---------- Document extract

We returned to Ulaanbaatar by lunchtime the next day, stopping on the way at the Chinggis Khan statue and museum.  The Mongolian have recently built a 40m statute of Chinghis Khan apparently in the middle of nowhere, but we were told this valley was the site where he found his golden whip which apparently where it all kicked off for Chinghis.  The highlight of this was being able to go up in the elevator to stand on the top of the horse’s head – spectacular views and meant that we were able to take a close up of Chinggis.  Fortunately, given our recently failures, we’d given up on trying to take photos of us with famous statues at this point.



Bolod - our amazing Mongolian guide




When we got to Ulaanbaatar first thing on our list was coffee before Fern’s caffeine addiction caused some casualties!  We also succumbed to eating some Western food to counterbalance the greasy meatness which is Mongolian cuisine.  Suitably refreshed we headed to Chaojin Temple Museum for some culture.








We then headed to the main square, scene of the 1990 protests that ended communism in Mongolia, to check out the Parliament building, with the requisite statue of Chinngis Khan, before heading off to the State Department store (commonly known as the big shop) to do a bit of shopping.




It was with a slight heavy heart that we woke up the next morning to catch our final train across the Gobi desert to our end destination.




Bring on Beijing!!!



I think we’re turning Mongolese, I really think so!






We arrived at Magbal's yurt in time for lunch and sat down as an array of home- made bread, biscuits and tea as well as bowls of tea with milk was presented to us.  Luckily Fern had explained the concept of tea with milk containing salt in advance of our arrival in Mongolia so we were slightly prepared for the conundrum of our eyes and stomach expecting one thing and our mouth tasting something incredibly different.  Otherwise it could have been quite a messy experience as it's definitely a taste that takes some getting used to!!  After chowing down on this we were asked if we’d like beef and noodle for our second dinner which we thought sounded delicious for an evening meal.  Watching Magbal make noodles and cook dinner on a wood burning stove in the yurt was pretty impressive.



After the food preparation had finished we wandered outside to have a look at the surrounding area.  The family yurt encampment was the only encampment in the valley, the nearest yurt was in the neighbouring valley.  This was their spring encampment and it had taken the sons two weeks to build the fences before they moved the animals in.  The animals (they had goats, sheep, cows plus a horse with a foal) were let out to roam the plains during the day, but penned up again at night to protect them from the wolves.

--------------------

Short task a: Rewrite the records from the line containing "211, 494, 236]" down to the line containing "261, 490, 475]", changing "interactable" to "clickable" and keeping every other character as it is.
The records that follow are unrelated to the travel account about Mongolia.

---------- Data in this exercise

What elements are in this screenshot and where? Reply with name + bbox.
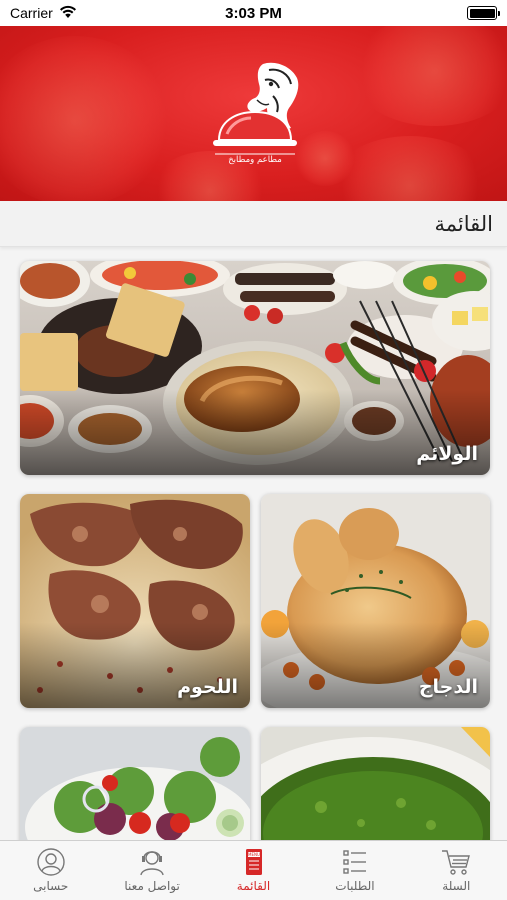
page-title: القائمة	[434, 211, 494, 236]
category-label-banquets: الولائم	[416, 443, 478, 465]
category-card-meat[interactable]: اللحوم	[20, 494, 250, 708]
category-label-chicken: الدجاج	[418, 676, 478, 698]
account-icon	[37, 848, 65, 876]
svg-text:MENU: MENU	[248, 852, 260, 857]
tab-contact-us[interactable]: تواصل معنا	[101, 841, 202, 900]
menu-icon: MENU	[245, 849, 262, 875]
support-icon	[140, 851, 164, 876]
tab-menu[interactable]: MENU القائمة	[203, 841, 304, 900]
tab-cart[interactable]: السلة	[406, 841, 507, 900]
cart-icon	[442, 850, 471, 875]
category-card-banquets[interactable]: الولائم	[20, 261, 490, 475]
app-screen: Carrier 3:03 PM مطاعم ومطابخ القائمة الو…	[0, 0, 507, 900]
battery-icon	[467, 6, 500, 20]
category-label-meat: اللحوم	[177, 676, 238, 698]
tab-orders-label: الطلبات	[335, 879, 375, 893]
tab-menu-label: القائمة	[236, 879, 271, 893]
orders-list-icon	[343, 850, 366, 874]
header-banner: مطاعم ومطابخ	[0, 26, 507, 201]
tab-account[interactable]: حسابى	[0, 841, 101, 900]
restaurant-logo: مطاعم ومطابخ	[205, 56, 305, 171]
category-card-chicken[interactable]: الدجاج	[261, 494, 490, 708]
bottom-tab-bar: حسابى تواصل معنا MENU القائمة الطلبات ال…	[0, 840, 507, 900]
tab-contact-us-label: تواصل معنا	[124, 879, 180, 893]
tab-orders[interactable]: الطلبات	[304, 841, 405, 900]
tab-account-label: حسابى	[33, 879, 69, 893]
status-bar: Carrier 3:03 PM	[0, 0, 507, 26]
wifi-icon	[59, 5, 77, 22]
svg-text:مطاعم ومطابخ: مطاعم ومطابخ	[228, 155, 282, 165]
menu-title-bar: القائمة	[0, 201, 507, 247]
tab-cart-label: السلة	[442, 879, 471, 893]
carrier-label: Carrier	[10, 5, 53, 21]
status-left: Carrier	[10, 5, 77, 22]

--------------------

Short task b: From the Mongolia travel account, copy word for word everything from "We then headed" down to "our end destination.".

Correct result a:
page-title: القائمة	[434, 211, 494, 236]
category-label-banquets: الولائم	[416, 443, 478, 465]
category-card-meat[clickable]: اللحوم	[20, 494, 250, 708]
category-label-chicken: الدجاج	[418, 676, 478, 698]
account-icon	[37, 848, 65, 876]
svg-text:MENU: MENU	[248, 852, 260, 857]
tab-contact-us[clickable]: تواصل معنا	[101, 841, 202, 900]
menu-icon: MENU	[245, 849, 262, 875]
support-icon	[140, 851, 164, 876]
tab-menu[clickable]: MENU القائمة	[203, 841, 304, 900]
tab-cart[clickable]: السلة	[406, 841, 507, 900]
cart-icon	[442, 850, 471, 875]
category-card-banquets[clickable]: الولائم	[20, 261, 490, 475]

Correct result b:
We then headed to the main square, scene of the 1990 protests that ended communism in Mongolia, to check out the Parliament building, with the requisite statue of Chinngis Khan, before heading off to the State Department store (commonly known as the big shop) to do a bit of shopping.




It was with a slight heavy heart that we woke up the next morning to catch our final train across the Gobi desert to our end destination.